> _STATED PROBLEM_:
Return the records below from the line containing "Transcribe the text in this document." onward, exactly, through and including the last line.

:: DATA EXTRACT

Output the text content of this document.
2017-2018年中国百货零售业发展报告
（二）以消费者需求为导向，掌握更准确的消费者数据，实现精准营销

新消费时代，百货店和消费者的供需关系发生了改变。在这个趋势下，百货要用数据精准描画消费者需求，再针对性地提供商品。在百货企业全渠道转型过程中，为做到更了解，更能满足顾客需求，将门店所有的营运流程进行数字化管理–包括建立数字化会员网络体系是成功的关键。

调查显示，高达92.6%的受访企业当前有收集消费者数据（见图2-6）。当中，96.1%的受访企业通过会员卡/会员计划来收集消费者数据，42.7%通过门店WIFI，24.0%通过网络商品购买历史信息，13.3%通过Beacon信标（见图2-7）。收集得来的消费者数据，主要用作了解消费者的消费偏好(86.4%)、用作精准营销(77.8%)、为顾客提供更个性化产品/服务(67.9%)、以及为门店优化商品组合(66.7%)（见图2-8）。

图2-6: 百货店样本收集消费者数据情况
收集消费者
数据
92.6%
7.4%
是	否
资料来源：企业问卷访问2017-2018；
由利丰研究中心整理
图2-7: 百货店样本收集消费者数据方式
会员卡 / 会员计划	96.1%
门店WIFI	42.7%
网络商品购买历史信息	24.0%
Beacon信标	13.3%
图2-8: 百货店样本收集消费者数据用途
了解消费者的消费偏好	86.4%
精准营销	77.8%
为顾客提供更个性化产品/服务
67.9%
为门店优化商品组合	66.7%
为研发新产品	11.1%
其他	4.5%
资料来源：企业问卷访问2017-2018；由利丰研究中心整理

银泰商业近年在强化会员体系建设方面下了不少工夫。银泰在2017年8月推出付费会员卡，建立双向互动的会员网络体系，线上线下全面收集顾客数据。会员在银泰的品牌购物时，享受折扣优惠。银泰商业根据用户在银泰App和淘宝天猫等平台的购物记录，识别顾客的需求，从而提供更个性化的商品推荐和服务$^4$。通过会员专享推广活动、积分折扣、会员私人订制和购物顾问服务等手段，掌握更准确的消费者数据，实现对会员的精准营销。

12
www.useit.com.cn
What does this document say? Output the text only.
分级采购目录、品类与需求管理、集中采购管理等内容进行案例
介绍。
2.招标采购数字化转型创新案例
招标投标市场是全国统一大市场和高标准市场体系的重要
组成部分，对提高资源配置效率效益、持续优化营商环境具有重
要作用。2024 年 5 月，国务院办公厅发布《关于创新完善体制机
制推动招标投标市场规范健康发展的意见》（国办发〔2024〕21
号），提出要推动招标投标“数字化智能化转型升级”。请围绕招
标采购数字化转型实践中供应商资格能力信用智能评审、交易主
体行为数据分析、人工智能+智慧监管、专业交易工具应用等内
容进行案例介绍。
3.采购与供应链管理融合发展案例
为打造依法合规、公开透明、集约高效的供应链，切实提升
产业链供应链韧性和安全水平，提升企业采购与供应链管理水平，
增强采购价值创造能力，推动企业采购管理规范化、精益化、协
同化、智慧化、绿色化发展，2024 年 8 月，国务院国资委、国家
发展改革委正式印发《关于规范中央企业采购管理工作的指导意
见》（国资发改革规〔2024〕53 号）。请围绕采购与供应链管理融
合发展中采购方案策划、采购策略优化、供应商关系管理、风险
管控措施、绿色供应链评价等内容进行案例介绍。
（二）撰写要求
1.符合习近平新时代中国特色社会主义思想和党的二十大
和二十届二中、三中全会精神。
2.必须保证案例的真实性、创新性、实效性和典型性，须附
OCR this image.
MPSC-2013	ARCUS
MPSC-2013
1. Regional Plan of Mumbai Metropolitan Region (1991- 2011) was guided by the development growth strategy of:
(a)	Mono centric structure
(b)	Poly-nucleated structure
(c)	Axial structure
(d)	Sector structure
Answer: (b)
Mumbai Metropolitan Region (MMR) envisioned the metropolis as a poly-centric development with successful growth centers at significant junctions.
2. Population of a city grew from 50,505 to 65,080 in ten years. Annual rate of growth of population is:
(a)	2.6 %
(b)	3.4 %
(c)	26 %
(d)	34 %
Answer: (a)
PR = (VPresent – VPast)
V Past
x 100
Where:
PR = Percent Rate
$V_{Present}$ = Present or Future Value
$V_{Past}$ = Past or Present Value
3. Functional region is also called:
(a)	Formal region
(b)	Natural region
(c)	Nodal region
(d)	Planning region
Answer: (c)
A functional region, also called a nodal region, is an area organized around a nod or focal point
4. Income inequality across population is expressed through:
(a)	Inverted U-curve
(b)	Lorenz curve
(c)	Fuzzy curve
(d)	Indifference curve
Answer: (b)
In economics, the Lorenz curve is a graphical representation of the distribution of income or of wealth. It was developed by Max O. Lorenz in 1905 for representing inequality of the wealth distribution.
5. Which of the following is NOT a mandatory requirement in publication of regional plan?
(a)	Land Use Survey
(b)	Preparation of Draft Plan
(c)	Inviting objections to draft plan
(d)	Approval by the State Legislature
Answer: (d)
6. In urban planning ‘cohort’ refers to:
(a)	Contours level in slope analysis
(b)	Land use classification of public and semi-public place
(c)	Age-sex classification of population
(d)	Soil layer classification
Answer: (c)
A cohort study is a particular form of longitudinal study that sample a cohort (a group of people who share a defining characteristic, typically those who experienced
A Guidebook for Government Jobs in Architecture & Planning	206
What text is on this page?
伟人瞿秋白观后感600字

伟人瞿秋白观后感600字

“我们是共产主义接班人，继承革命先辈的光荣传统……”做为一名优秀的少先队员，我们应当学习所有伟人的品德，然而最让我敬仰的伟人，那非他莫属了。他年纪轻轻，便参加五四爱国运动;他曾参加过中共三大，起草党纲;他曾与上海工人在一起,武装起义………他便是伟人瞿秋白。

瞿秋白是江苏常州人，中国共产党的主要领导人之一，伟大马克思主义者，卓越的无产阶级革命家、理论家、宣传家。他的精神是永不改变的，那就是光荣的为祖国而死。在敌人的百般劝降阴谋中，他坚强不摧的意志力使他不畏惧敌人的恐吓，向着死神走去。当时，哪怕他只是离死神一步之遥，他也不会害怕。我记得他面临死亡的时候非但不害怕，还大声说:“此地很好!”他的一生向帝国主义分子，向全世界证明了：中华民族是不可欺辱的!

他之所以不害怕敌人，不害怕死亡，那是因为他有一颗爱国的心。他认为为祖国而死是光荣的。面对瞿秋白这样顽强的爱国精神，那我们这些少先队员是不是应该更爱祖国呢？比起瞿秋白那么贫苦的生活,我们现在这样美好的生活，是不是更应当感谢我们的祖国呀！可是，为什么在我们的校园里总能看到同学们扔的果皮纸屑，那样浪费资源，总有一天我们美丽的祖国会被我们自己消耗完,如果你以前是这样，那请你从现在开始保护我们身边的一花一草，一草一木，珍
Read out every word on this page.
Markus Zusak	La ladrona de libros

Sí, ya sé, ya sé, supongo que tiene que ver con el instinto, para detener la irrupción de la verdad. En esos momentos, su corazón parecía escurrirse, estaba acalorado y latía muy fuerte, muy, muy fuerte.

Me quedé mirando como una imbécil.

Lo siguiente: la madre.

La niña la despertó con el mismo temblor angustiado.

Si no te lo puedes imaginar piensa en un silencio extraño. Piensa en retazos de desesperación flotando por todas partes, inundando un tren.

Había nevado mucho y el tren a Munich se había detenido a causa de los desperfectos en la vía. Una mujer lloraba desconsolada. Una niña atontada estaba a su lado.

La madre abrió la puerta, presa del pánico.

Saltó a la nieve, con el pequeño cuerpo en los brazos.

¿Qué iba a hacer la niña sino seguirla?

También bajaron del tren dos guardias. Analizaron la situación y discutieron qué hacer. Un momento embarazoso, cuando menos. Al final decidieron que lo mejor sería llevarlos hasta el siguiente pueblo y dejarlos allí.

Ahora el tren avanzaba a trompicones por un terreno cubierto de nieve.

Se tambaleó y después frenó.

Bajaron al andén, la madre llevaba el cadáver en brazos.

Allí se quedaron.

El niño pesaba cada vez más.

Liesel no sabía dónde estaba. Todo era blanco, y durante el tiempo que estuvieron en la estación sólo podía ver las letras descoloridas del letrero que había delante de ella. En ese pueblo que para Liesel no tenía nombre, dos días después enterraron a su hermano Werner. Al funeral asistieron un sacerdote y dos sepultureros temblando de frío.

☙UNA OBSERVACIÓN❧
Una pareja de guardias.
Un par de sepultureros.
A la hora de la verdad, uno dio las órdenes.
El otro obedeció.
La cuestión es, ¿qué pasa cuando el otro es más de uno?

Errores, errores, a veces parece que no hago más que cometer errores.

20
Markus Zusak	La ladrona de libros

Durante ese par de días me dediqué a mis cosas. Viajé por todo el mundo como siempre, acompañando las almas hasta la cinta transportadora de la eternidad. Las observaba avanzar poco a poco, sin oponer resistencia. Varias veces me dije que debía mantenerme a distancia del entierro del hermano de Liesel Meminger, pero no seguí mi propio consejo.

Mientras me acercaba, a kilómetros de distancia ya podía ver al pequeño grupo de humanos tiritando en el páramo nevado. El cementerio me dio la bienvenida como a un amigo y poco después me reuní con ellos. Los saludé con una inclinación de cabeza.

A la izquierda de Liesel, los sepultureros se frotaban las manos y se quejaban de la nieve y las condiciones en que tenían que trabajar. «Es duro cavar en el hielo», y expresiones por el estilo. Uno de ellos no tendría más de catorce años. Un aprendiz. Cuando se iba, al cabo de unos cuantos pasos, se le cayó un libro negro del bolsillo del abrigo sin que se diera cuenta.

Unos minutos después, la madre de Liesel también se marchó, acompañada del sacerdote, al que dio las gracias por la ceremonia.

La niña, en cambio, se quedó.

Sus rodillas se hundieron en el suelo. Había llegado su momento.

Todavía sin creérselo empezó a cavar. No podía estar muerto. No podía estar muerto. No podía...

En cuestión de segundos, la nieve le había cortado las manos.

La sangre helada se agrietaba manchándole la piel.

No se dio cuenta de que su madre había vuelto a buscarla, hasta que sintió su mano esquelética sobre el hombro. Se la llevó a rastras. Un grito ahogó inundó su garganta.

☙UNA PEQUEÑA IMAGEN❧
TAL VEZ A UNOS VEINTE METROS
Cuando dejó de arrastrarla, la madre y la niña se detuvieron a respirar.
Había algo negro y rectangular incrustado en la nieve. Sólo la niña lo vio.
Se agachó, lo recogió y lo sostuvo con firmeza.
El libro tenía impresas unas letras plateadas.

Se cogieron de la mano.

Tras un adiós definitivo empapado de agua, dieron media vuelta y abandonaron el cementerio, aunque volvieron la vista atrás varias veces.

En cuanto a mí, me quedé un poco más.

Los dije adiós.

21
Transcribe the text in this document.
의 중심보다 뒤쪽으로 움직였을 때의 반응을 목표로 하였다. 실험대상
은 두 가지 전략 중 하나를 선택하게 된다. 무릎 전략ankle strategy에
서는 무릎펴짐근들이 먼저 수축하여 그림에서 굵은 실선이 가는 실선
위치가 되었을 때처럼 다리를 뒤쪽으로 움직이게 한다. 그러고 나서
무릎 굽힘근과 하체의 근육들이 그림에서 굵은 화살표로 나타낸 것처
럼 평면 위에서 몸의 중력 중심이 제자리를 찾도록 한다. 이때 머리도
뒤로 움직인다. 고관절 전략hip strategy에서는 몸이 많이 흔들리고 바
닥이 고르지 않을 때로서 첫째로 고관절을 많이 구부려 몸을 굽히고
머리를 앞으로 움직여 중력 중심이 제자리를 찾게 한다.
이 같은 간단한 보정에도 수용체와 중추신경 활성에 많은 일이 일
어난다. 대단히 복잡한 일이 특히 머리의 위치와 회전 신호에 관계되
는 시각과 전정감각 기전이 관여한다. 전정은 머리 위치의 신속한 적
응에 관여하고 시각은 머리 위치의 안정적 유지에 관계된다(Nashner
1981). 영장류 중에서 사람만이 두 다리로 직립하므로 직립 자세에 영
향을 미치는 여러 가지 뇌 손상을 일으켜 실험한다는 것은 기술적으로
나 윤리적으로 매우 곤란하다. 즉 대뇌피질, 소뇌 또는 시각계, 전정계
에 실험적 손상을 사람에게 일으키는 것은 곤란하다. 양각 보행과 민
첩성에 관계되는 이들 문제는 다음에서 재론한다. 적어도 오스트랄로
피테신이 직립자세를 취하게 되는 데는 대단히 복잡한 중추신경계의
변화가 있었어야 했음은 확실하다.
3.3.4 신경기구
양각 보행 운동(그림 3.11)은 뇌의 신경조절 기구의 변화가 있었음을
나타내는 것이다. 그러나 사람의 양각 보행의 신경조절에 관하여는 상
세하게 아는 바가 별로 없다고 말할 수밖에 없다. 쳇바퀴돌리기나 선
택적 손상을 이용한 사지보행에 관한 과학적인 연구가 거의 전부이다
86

::::

> _THE REPLY_:
Transcribe the text in this document.
의 중심보다 뒤쪽으로 움직였을 때의 반응을 목표로 하였다. 실험대상
은 두 가지 전략 중 하나를 선택하게 된다. 무릎 전략ankle strategy에
서는 무릎펴짐근들이 먼저 수축하여 그림에서 굵은 실선이 가는 실선
위치가 되었을 때처럼 다리를 뒤쪽으로 움직이게 한다. 그러고 나서
무릎 굽힘근과 하체의 근육들이 그림에서 굵은 화살표로 나타낸 것처
럼 평면 위에서 몸의 중력 중심이 제자리를 찾도록 한다. 이때 머리도
뒤로 움직인다. 고관절 전략hip strategy에서는 몸이 많이 흔들리고 바
닥이 고르지 않을 때로서 첫째로 고관절을 많이 구부려 몸을 굽히고
머리를 앞으로 움직여 중력 중심이 제자리를 찾게 한다.
이 같은 간단한 보정에도 수용체와 중추신경 활성에 많은 일이 일
어난다. 대단히 복잡한 일이 특히 머리의 위치와 회전 신호에 관계되
는 시각과 전정감각 기전이 관여한다. 전정은 머리 위치의 신속한 적
응에 관여하고 시각은 머리 위치의 안정적 유지에 관계된다(Nashner
1981). 영장류 중에서 사람만이 두 다리로 직립하므로 직립 자세에 영
향을 미치는 여러 가지 뇌 손상을 일으켜 실험한다는 것은 기술적으로
나 윤리적으로 매우 곤란하다. 즉 대뇌피질, 소뇌 또는 시각계, 전정계
에 실험적 손상을 사람에게 일으키는 것은 곤란하다. 양각 보행과 민
첩성에 관계되는 이들 문제는 다음에서 재론한다. 적어도 오스트랄로
피테신이 직립자세를 취하게 되는 데는 대단히 복잡한 중추신경계의
변화가 있었어야 했음은 확실하다.
3.3.4 신경기구
양각 보행 운동(그림 3.11)은 뇌의 신경조절 기구의 변화가 있었음을
나타내는 것이다. 그러나 사람의 양각 보행의 신경조절에 관하여는 상
세하게 아는 바가 별로 없다고 말할 수밖에 없다. 쳇바퀴돌리기나 선
택적 손상을 이용한 사지보행에 관한 과학적인 연구가 거의 전부이다
86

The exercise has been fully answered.